(TEXT SHOWN)
John Rutledge Jr. (1766September 1, 1819) was a United States representative from South Carolina. Born in Charles Town in the Province of South Carolina, he was a son of John Rutledge, who was President of South Carolina, Governor of South Carolina, a Continental Congressman, Philadelphia Convention Framer of the United States Constitution, and Chief Justice of the Supreme Court of the United States, and a nephew of Edward Rutledge, another Continental Congressman from South Carolina. The younger John received private instruction and also attended school in Charleston and Philadelphia. He studied law with his father, was admitted to the bar about 1787 and practiced in Charleston; he also engaged as a planter. From 1794 to 1797, he was a member of the South Carolina House of Representatives. He was an unsuccessful candidate for election in 1794 to the Fourth Congress, and was elected as a Federalist to the Fifth, Sixth, and Seventh Congresses, serving from March 4, 1797, to March 3, 1803. He was an unsuccessful candidate for election to the Thirteenth Congress, and commanded a company of the Twenty-eighth Regiment, South Carolina Militia, in 1799. He was promoted to major and in 1804 succeeded to the command of the regiment and served as its commander in the War of 1812. He commanded the Seventh Brigade from 1816 until his death in Philadelphia.

(DATA SECTION)
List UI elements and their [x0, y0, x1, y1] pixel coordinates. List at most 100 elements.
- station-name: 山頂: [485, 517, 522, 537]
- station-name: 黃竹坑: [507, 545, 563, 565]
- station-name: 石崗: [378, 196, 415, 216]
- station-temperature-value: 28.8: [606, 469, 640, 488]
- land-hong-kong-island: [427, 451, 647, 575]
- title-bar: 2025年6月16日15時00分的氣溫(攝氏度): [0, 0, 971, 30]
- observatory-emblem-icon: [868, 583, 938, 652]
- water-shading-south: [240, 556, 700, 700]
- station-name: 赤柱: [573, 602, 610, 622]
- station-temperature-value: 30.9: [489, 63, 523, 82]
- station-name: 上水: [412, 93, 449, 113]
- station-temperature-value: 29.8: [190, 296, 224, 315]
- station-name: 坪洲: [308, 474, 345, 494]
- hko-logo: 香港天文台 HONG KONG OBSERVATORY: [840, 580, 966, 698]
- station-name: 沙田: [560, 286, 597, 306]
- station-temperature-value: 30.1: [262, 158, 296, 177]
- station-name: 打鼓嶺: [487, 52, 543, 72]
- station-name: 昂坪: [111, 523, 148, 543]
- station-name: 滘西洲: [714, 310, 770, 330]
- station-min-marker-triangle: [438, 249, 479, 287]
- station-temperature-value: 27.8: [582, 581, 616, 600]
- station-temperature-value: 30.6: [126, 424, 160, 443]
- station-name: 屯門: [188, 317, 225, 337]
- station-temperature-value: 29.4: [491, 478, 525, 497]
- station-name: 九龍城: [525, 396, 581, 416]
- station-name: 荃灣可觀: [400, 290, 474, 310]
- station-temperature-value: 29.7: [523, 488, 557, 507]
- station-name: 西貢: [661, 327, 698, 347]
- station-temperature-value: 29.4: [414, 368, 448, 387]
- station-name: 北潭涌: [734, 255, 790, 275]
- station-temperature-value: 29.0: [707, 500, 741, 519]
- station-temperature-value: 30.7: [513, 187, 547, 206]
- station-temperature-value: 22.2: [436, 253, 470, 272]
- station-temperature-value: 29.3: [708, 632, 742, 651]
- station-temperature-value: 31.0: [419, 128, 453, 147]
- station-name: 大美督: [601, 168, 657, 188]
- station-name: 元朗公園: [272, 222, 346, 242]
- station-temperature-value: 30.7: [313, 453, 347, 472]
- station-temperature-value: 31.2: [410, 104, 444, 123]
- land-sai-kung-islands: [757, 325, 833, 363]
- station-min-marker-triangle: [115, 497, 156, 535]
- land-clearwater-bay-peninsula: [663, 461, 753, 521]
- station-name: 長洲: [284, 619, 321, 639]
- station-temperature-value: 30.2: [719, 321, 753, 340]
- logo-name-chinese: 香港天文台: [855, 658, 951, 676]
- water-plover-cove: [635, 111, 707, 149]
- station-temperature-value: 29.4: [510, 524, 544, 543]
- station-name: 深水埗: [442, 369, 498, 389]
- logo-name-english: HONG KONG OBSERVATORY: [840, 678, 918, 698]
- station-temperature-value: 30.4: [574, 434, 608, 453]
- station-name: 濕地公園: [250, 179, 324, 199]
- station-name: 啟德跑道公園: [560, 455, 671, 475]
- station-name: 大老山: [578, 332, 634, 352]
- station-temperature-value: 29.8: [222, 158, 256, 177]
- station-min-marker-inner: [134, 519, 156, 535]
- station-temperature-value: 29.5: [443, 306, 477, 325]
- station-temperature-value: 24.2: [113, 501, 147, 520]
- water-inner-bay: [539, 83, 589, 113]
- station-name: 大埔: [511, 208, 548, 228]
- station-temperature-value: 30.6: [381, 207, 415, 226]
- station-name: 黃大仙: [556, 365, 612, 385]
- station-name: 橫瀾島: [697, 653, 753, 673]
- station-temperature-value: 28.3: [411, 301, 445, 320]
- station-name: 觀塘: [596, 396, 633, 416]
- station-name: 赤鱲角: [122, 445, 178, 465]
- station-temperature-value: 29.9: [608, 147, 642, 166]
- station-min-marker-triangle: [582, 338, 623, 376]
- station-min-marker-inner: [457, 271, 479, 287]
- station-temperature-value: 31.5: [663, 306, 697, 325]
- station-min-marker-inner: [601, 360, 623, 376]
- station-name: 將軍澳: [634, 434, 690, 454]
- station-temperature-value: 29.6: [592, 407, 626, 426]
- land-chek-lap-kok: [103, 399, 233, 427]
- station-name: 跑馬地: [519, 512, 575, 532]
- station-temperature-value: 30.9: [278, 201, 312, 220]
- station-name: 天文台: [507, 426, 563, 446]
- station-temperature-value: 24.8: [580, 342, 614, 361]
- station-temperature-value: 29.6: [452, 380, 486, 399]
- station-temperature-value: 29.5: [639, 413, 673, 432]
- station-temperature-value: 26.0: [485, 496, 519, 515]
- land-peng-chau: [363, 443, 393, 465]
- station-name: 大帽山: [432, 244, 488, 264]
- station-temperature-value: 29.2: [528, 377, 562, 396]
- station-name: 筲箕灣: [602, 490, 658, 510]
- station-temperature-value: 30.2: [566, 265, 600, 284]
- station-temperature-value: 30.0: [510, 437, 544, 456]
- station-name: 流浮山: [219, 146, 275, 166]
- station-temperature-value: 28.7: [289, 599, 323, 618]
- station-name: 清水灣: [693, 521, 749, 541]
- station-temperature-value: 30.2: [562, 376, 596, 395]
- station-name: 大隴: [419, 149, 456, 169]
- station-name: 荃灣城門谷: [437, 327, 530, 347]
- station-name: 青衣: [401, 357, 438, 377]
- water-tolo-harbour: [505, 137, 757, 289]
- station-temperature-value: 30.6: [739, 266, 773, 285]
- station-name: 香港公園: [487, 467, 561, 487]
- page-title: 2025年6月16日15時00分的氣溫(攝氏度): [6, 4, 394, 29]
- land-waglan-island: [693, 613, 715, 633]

(TASKS TO PERFORM)
1 > According to the text about John Rutledge Jr., what offices and roles did his father hold? List each one.
2 > Copy the records word for word from their first line up to and including the line with "- land-hong-kong-island: [427, 451, 647, 575]".
The records have nothing to do with the text about John Rutledge Jr.

(RESPONSES IN ORDER)
1 >
- President of South Carolina
- Governor of South Carolina
- Continental Congressman
- Philadelphia Convention Framer of the United States Constitution
- Chief Justice of the Supreme Court of the United States

2 >
List UI elements and their [x0, y0, x1, y1] pixel coordinates. List at most 100 elements.
- station-name: 山頂: [485, 517, 522, 537]
- station-name: 黃竹坑: [507, 545, 563, 565]
- station-name: 石崗: [378, 196, 415, 216]
- station-temperature-value: 28.8: [606, 469, 640, 488]
- land-hong-kong-island: [427, 451, 647, 575]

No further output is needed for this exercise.